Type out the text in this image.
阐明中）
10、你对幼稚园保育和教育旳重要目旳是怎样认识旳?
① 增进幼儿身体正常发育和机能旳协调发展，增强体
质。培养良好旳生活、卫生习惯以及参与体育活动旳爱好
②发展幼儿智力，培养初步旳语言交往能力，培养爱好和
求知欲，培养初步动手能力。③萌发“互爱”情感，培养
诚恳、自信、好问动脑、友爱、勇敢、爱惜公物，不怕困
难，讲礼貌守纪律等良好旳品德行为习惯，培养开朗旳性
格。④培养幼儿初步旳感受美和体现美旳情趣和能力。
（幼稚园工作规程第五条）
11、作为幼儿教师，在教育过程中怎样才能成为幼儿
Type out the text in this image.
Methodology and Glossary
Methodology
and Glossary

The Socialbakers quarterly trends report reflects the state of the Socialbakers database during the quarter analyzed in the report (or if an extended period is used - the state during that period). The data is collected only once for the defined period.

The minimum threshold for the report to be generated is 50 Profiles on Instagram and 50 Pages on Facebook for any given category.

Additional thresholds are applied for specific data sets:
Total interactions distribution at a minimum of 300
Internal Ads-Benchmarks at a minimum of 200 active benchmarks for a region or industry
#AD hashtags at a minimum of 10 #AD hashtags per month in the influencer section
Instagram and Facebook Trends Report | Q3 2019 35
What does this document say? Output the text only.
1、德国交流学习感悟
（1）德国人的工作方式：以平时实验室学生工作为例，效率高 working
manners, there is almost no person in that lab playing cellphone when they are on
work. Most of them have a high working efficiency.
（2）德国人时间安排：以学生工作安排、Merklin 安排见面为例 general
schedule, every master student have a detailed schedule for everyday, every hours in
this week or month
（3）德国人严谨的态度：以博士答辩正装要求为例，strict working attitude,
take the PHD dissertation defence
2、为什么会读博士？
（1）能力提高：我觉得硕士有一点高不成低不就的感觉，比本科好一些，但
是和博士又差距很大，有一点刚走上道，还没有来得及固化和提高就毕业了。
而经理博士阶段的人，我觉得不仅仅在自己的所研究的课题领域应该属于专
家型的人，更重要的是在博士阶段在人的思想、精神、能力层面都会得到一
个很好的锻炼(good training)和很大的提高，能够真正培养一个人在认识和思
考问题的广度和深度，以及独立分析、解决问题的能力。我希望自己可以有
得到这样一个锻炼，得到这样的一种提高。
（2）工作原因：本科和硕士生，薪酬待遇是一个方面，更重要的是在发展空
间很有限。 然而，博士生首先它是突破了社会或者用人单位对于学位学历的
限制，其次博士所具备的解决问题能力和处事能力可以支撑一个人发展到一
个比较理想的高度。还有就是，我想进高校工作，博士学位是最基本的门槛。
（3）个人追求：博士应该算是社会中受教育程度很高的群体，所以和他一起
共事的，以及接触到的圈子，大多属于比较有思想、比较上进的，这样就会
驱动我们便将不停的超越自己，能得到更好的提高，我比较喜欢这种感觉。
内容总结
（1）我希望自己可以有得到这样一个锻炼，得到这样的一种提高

# Problem to work on:
Reproduce all of the entries word for word.

# Result for this exercise:
Type out the text in this image.
阐明中）
10、你对幼稚园保育和教育旳重要目旳是怎样认识旳?
① 增进幼儿身体正常发育和机能旳协调发展，增强体
质。培养良好旳生活、卫生习惯以及参与体育活动旳爱好
②发展幼儿智力，培养初步旳语言交往能力，培养爱好和
求知欲，培养初步动手能力。③萌发“互爱”情感，培养
诚恳、自信、好问动脑、友爱、勇敢、爱惜公物，不怕困
难，讲礼貌守纪律等良好旳品德行为习惯，培养开朗旳性
格。④培养幼儿初步旳感受美和体现美旳情趣和能力。
（幼稚园工作规程第五条）
11、作为幼儿教师，在教育过程中怎样才能成为幼儿
Type out the text in this image.
Methodology and Glossary
Methodology
and Glossary

The Socialbakers quarterly trends report reflects the state of the Socialbakers database during the quarter analyzed in the report (or if an extended period is used - the state during that period). The data is collected only once for the defined period.

The minimum threshold for the report to be generated is 50 Profiles on Instagram and 50 Pages on Facebook for any given category.

Additional thresholds are applied for specific data sets:
Total interactions distribution at a minimum of 300
Internal Ads-Benchmarks at a minimum of 200 active benchmarks for a region or industry
#AD hashtags at a minimum of 10 #AD hashtags per month in the influencer section
Instagram and Facebook Trends Report | Q3 2019 35
What does this document say? Output the text only.
1、德国交流学习感悟
（1）德国人的工作方式：以平时实验室学生工作为例，效率高 working
manners, there is almost no person in that lab playing cellphone when they are on
work. Most of them have a high working efficiency.
（2）德国人时间安排：以学生工作安排、Merklin 安排见面为例 general
schedule, every master student have a detailed schedule for everyday, every hours in
this week or month
（3）德国人严谨的态度：以博士答辩正装要求为例，strict working attitude,
take the PHD dissertation defence
2、为什么会读博士？
（1）能力提高：我觉得硕士有一点高不成低不就的感觉，比本科好一些，但
是和博士又差距很大，有一点刚走上道，还没有来得及固化和提高就毕业了。
而经理博士阶段的人，我觉得不仅仅在自己的所研究的课题领域应该属于专
家型的人，更重要的是在博士阶段在人的思想、精神、能力层面都会得到一
个很好的锻炼(good training)和很大的提高，能够真正培养一个人在认识和思
考问题的广度和深度，以及独立分析、解决问题的能力。我希望自己可以有
得到这样一个锻炼，得到这样的一种提高。
（2）工作原因：本科和硕士生，薪酬待遇是一个方面，更重要的是在发展空
间很有限。 然而，博士生首先它是突破了社会或者用人单位对于学位学历的
限制，其次博士所具备的解决问题能力和处事能力可以支撑一个人发展到一
个比较理想的高度。还有就是，我想进高校工作，博士学位是最基本的门槛。
（3）个人追求：博士应该算是社会中受教育程度很高的群体，所以和他一起
共事的，以及接触到的圈子，大多属于比较有思想、比较上进的，这样就会
驱动我们便将不停的超越自己，能得到更好的提高，我比较喜欢这种感觉。
内容总结
（1）我希望自己可以有得到这样一个锻炼，得到这样的一种提高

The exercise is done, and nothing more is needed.